■ Short problem ■
Each of the entries should be retyped precisely as it appears.

■ Given data ■
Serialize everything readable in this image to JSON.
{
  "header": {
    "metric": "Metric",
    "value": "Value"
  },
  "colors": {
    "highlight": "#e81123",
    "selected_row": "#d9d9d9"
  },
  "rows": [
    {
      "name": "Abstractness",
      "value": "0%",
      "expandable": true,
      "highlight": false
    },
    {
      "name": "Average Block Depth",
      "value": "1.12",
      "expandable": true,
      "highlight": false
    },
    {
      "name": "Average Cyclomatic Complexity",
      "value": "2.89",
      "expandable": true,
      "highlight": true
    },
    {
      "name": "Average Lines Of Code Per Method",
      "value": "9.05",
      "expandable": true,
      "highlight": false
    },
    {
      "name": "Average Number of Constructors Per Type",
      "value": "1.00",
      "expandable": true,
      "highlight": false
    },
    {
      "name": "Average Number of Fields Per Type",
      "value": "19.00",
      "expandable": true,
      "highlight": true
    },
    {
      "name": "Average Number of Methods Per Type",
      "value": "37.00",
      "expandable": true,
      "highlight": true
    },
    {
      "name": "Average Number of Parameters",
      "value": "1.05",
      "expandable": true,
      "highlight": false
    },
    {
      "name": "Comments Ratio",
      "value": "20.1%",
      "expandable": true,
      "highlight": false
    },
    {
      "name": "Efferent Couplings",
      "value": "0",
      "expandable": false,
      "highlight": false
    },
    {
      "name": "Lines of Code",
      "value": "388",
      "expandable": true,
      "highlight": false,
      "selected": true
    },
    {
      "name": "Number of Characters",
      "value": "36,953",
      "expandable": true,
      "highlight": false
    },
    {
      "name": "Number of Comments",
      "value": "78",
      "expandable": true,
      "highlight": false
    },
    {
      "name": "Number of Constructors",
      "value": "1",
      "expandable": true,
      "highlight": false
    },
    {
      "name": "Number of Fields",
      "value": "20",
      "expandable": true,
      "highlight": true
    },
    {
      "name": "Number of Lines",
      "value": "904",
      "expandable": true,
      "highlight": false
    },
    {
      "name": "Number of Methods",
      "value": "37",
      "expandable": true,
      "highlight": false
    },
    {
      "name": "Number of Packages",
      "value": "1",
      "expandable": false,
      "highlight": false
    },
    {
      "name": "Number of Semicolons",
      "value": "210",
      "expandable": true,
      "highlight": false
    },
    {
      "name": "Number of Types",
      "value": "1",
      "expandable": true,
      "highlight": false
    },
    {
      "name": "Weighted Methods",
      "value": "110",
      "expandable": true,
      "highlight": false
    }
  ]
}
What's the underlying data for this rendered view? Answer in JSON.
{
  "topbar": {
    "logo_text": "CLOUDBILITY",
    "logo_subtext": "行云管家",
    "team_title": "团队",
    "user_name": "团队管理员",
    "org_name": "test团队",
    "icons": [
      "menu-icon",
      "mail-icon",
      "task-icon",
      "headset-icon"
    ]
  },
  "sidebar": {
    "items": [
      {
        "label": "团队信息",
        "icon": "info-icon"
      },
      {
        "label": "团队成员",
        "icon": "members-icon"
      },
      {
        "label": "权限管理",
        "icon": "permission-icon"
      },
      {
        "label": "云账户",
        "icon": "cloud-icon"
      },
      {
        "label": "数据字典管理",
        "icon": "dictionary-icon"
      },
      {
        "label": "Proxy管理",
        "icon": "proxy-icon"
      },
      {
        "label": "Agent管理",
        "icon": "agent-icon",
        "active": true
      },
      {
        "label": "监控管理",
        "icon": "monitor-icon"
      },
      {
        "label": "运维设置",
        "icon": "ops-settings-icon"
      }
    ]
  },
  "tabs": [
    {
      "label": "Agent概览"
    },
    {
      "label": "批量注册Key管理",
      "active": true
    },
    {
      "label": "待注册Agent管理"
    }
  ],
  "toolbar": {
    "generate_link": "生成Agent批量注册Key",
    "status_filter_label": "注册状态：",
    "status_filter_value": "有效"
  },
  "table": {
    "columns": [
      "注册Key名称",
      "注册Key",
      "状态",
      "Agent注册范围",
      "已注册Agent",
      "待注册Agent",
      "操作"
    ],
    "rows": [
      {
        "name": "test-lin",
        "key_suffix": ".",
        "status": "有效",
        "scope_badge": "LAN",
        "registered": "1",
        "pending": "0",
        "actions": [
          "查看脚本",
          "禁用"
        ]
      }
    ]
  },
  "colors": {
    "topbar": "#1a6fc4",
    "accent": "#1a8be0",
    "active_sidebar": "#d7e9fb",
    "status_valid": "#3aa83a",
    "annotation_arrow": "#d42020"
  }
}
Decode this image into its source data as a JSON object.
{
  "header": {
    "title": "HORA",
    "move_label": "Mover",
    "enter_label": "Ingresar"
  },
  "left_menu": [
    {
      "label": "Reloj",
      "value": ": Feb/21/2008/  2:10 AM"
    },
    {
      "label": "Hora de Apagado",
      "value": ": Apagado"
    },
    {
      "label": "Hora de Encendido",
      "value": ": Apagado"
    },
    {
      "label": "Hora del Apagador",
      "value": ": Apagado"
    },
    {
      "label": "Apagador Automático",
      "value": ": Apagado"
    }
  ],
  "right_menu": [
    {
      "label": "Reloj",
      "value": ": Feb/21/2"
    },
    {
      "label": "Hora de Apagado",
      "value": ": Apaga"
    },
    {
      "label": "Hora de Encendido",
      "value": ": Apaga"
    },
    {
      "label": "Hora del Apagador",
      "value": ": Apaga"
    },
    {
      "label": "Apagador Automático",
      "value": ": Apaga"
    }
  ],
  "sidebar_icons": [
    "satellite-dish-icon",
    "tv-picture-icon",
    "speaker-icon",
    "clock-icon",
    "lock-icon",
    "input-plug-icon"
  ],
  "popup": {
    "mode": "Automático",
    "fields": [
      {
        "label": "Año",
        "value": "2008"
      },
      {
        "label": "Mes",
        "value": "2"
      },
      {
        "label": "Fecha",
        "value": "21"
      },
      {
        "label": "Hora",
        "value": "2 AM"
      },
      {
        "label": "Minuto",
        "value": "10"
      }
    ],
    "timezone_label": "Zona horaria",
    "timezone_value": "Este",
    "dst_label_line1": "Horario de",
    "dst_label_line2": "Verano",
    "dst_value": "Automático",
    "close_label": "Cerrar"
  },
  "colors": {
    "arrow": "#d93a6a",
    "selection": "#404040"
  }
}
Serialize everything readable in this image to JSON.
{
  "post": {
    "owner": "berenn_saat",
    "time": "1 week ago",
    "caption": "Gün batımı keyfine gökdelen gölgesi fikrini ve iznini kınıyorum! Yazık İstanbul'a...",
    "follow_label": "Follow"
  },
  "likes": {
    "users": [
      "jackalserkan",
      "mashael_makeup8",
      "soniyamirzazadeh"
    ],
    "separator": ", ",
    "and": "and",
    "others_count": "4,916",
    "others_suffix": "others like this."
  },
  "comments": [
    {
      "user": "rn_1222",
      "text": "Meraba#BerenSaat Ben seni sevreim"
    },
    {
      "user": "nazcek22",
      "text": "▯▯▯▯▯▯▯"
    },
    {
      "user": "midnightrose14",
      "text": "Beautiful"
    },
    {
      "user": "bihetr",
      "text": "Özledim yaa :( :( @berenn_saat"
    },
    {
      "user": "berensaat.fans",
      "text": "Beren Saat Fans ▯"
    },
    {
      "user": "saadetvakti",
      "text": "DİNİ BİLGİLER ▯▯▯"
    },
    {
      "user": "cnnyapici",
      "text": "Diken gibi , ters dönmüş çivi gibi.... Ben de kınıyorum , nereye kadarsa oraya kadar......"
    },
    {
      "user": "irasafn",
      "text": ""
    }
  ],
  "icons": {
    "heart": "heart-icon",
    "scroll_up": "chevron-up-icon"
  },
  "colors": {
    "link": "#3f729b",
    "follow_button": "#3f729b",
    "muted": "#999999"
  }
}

■ Solved exercise ■
Serialize everything readable in this image to JSON.
{
  "header": {
    "metric": "Metric",
    "value": "Value"
  },
  "colors": {
    "highlight": "#e81123",
    "selected_row": "#d9d9d9"
  },
  "rows": [
    {
      "name": "Abstractness",
      "value": "0%",
      "expandable": true,
      "highlight": false
    },
    {
      "name": "Average Block Depth",
      "value": "1.12",
      "expandable": true,
      "highlight": false
    },
    {
      "name": "Average Cyclomatic Complexity",
      "value": "2.89",
      "expandable": true,
      "highlight": true
    },
    {
      "name": "Average Lines Of Code Per Method",
      "value": "9.05",
      "expandable": true,
      "highlight": false
    },
    {
      "name": "Average Number of Constructors Per Type",
      "value": "1.00",
      "expandable": true,
      "highlight": false
    },
    {
      "name": "Average Number of Fields Per Type",
      "value": "19.00",
      "expandable": true,
      "highlight": true
    },
    {
      "name": "Average Number of Methods Per Type",
      "value": "37.00",
      "expandable": true,
      "highlight": true
    },
    {
      "name": "Average Number of Parameters",
      "value": "1.05",
      "expandable": true,
      "highlight": false
    },
    {
      "name": "Comments Ratio",
      "value": "20.1%",
      "expandable": true,
      "highlight": false
    },
    {
      "name": "Efferent Couplings",
      "value": "0",
      "expandable": false,
      "highlight": false
    },
    {
      "name": "Lines of Code",
      "value": "388",
      "expandable": true,
      "highlight": false,
      "selected": true
    },
    {
      "name": "Number of Characters",
      "value": "36,953",
      "expandable": true,
      "highlight": false
    },
    {
      "name": "Number of Comments",
      "value": "78",
      "expandable": true,
      "highlight": false
    },
    {
      "name": "Number of Constructors",
      "value": "1",
      "expandable": true,
      "highlight": false
    },
    {
      "name": "Number of Fields",
      "value": "20",
      "expandable": true,
      "highlight": true
    },
    {
      "name": "Number of Lines",
      "value": "904",
      "expandable": true,
      "highlight": false
    },
    {
      "name": "Number of Methods",
      "value": "37",
      "expandable": true,
      "highlight": false
    },
    {
      "name": "Number of Packages",
      "value": "1",
      "expandable": false,
      "highlight": false
    },
    {
      "name": "Number of Semicolons",
      "value": "210",
      "expandable": true,
      "highlight": false
    },
    {
      "name": "Number of Types",
      "value": "1",
      "expandable": true,
      "highlight": false
    },
    {
      "name": "Weighted Methods",
      "value": "110",
      "expandable": true,
      "highlight": false
    }
  ]
}
What's the underlying data for this rendered view? Answer in JSON.
{
  "topbar": {
    "logo_text": "CLOUDBILITY",
    "logo_subtext": "行云管家",
    "team_title": "团队",
    "user_name": "团队管理员",
    "org_name": "test团队",
    "icons": [
      "menu-icon",
      "mail-icon",
      "task-icon",
      "headset-icon"
    ]
  },
  "sidebar": {
    "items": [
      {
        "label": "团队信息",
        "icon": "info-icon"
      },
      {
        "label": "团队成员",
        "icon": "members-icon"
      },
      {
        "label": "权限管理",
        "icon": "permission-icon"
      },
      {
        "label": "云账户",
        "icon": "cloud-icon"
      },
      {
        "label": "数据字典管理",
        "icon": "dictionary-icon"
      },
      {
        "label": "Proxy管理",
        "icon": "proxy-icon"
      },
      {
        "label": "Agent管理",
        "icon": "agent-icon",
        "active": true
      },
      {
        "label": "监控管理",
        "icon": "monitor-icon"
      },
      {
        "label": "运维设置",
        "icon": "ops-settings-icon"
      }
    ]
  },
  "tabs": [
    {
      "label": "Agent概览"
    },
    {
      "label": "批量注册Key管理",
      "active": true
    },
    {
      "label": "待注册Agent管理"
    }
  ],
  "toolbar": {
    "generate_link": "生成Agent批量注册Key",
    "status_filter_label": "注册状态：",
    "status_filter_value": "有效"
  },
  "table": {
    "columns": [
      "注册Key名称",
      "注册Key",
      "状态",
      "Agent注册范围",
      "已注册Agent",
      "待注册Agent",
      "操作"
    ],
    "rows": [
      {
        "name": "test-lin",
        "key_suffix": ".",
        "status": "有效",
        "scope_badge": "LAN",
        "registered": "1",
        "pending": "0",
        "actions": [
          "查看脚本",
          "禁用"
        ]
      }
    ]
  },
  "colors": {
    "topbar": "#1a6fc4",
    "accent": "#1a8be0",
    "active_sidebar": "#d7e9fb",
    "status_valid": "#3aa83a",
    "annotation_arrow": "#d42020"
  }
}
Decode this image into its source data as a JSON object.
{
  "header": {
    "title": "HORA",
    "move_label": "Mover",
    "enter_label": "Ingresar"
  },
  "left_menu": [
    {
      "label": "Reloj",
      "value": ": Feb/21/2008/  2:10 AM"
    },
    {
      "label": "Hora de Apagado",
      "value": ": Apagado"
    },
    {
      "label": "Hora de Encendido",
      "value": ": Apagado"
    },
    {
      "label": "Hora del Apagador",
      "value": ": Apagado"
    },
    {
      "label": "Apagador Automático",
      "value": ": Apagado"
    }
  ],
  "right_menu": [
    {
      "label": "Reloj",
      "value": ": Feb/21/2"
    },
    {
      "label": "Hora de Apagado",
      "value": ": Apaga"
    },
    {
      "label": "Hora de Encendido",
      "value": ": Apaga"
    },
    {
      "label": "Hora del Apagador",
      "value": ": Apaga"
    },
    {
      "label": "Apagador Automático",
      "value": ": Apaga"
    }
  ],
  "sidebar_icons": [
    "satellite-dish-icon",
    "tv-picture-icon",
    "speaker-icon",
    "clock-icon",
    "lock-icon",
    "input-plug-icon"
  ],
  "popup": {
    "mode": "Automático",
    "fields": [
      {
        "label": "Año",
        "value": "2008"
      },
      {
        "label": "Mes",
        "value": "2"
      },
      {
        "label": "Fecha",
        "value": "21"
      },
      {
        "label": "Hora",
        "value": "2 AM"
      },
      {
        "label": "Minuto",
        "value": "10"
      }
    ],
    "timezone_label": "Zona horaria",
    "timezone_value": "Este",
    "dst_label_line1": "Horario de",
    "dst_label_line2": "Verano",
    "dst_value": "Automático",
    "close_label": "Cerrar"
  },
  "colors": {
    "arrow": "#d93a6a",
    "selection": "#404040"
  }
}
Serialize everything readable in this image to JSON.
{
  "post": {
    "owner": "berenn_saat",
    "time": "1 week ago",
    "caption": "Gün batımı keyfine gökdelen gölgesi fikrini ve iznini kınıyorum! Yazık İstanbul'a...",
    "follow_label": "Follow"
  },
  "likes": {
    "users": [
      "jackalserkan",
      "mashael_makeup8",
      "soniyamirzazadeh"
    ],
    "separator": ", ",
    "and": "and",
    "others_count": "4,916",
    "others_suffix": "others like this."
  },
  "comments": [
    {
      "user": "rn_1222",
      "text": "Meraba#BerenSaat Ben seni sevreim"
    },
    {
      "user": "nazcek22",
      "text": "▯▯▯▯▯▯▯"
    },
    {
      "user": "midnightrose14",
      "text": "Beautiful"
    },
    {
      "user": "bihetr",
      "text": "Özledim yaa :( :( @berenn_saat"
    },
    {
      "user": "berensaat.fans",
      "text": "Beren Saat Fans ▯"
    },
    {
      "user": "saadetvakti",
      "text": "DİNİ BİLGİLER ▯▯▯"
    },
    {
      "user": "cnnyapici",
      "text": "Diken gibi , ters dönmüş çivi gibi.... Ben de kınıyorum , nereye kadarsa oraya kadar......"
    },
    {
      "user": "irasafn",
      "text": ""
    }
  ],
  "icons": {
    "heart": "heart-icon",
    "scroll_up": "chevron-up-icon"
  },
  "colors": {
    "link": "#3f729b",
    "follow_button": "#3f729b",
    "muted": "#999999"
  }
}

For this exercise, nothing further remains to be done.